[Task details]
Find every line in the records that holds the string "рублей". Copy each one.

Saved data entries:
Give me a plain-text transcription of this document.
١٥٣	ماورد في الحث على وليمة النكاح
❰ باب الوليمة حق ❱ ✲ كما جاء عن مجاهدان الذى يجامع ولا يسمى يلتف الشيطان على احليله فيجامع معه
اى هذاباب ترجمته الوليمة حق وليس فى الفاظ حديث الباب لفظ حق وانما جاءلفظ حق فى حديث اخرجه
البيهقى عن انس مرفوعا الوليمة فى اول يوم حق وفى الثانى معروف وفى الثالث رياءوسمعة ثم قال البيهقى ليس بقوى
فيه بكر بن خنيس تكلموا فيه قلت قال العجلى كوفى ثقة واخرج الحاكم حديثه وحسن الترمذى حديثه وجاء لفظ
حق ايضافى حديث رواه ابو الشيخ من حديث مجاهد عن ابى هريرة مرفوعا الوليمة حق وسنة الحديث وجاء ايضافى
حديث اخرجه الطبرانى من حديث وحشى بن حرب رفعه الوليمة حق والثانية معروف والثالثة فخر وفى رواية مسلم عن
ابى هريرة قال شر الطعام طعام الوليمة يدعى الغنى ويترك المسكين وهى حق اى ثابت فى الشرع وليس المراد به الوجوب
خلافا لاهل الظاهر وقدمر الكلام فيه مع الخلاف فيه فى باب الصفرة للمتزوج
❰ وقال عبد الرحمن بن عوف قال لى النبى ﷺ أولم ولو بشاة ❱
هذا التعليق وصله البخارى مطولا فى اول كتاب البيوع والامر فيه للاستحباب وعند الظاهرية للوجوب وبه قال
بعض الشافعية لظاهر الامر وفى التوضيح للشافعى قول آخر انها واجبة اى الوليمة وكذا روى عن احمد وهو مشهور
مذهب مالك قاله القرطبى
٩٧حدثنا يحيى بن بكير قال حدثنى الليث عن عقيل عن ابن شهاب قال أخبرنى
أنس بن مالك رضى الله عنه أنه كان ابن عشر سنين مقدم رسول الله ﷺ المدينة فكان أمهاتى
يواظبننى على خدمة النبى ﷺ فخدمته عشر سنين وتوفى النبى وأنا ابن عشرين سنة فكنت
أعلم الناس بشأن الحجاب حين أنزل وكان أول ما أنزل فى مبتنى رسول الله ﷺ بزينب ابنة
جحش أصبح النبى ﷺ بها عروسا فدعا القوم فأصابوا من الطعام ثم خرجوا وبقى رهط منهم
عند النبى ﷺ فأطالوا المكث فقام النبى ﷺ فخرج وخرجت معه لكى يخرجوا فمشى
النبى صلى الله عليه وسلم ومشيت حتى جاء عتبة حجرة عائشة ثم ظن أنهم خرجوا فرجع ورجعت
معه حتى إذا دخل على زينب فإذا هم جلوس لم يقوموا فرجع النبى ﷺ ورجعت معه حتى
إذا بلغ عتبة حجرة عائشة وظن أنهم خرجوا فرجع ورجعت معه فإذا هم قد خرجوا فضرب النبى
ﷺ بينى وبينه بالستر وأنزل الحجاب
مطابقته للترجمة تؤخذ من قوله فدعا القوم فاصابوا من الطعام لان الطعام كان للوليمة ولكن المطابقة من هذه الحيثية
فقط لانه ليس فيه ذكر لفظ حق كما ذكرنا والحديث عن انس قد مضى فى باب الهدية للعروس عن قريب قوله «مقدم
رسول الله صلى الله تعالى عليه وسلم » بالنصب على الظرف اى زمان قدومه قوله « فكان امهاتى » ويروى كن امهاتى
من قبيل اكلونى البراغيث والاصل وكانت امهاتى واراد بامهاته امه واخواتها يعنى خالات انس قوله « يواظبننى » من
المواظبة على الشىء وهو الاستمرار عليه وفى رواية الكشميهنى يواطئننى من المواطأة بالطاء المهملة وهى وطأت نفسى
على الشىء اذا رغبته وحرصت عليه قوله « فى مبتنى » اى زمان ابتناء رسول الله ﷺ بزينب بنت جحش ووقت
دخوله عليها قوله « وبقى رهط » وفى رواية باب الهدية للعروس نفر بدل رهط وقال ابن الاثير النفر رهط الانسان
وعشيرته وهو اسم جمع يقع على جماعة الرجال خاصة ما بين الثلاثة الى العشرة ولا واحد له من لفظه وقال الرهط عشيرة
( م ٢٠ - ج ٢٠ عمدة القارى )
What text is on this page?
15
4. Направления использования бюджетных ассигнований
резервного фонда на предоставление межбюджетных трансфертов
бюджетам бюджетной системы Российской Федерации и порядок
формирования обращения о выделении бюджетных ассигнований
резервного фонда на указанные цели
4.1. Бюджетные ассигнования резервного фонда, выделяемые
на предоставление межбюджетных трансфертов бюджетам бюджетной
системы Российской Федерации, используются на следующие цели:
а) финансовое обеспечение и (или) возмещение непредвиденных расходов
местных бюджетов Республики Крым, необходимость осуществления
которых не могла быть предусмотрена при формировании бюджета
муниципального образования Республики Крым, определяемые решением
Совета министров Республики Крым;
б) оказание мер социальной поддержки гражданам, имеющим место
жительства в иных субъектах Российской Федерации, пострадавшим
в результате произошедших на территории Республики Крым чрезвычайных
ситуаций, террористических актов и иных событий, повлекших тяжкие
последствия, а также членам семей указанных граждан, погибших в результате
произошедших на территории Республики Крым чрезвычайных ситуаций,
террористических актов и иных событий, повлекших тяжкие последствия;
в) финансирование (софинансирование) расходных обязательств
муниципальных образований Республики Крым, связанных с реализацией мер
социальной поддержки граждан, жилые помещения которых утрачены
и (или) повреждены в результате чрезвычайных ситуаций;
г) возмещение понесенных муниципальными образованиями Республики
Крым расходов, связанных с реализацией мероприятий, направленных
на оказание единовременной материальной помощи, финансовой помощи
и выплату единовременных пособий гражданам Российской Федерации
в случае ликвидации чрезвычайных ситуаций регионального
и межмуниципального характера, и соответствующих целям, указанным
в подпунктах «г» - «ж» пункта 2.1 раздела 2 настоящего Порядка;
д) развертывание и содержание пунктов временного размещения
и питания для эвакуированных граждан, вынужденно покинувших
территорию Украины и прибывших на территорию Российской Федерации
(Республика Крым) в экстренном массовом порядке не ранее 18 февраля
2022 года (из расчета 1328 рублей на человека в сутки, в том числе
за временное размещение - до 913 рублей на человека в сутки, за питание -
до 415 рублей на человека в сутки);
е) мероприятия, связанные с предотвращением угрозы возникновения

[Answer for the task]
2022 года (из расчета 1328 рублей на человека в сутки, в том числе
за временное размещение - до 913 рублей на человека в сутки, за питание -
до 415 рублей на человека в сутки);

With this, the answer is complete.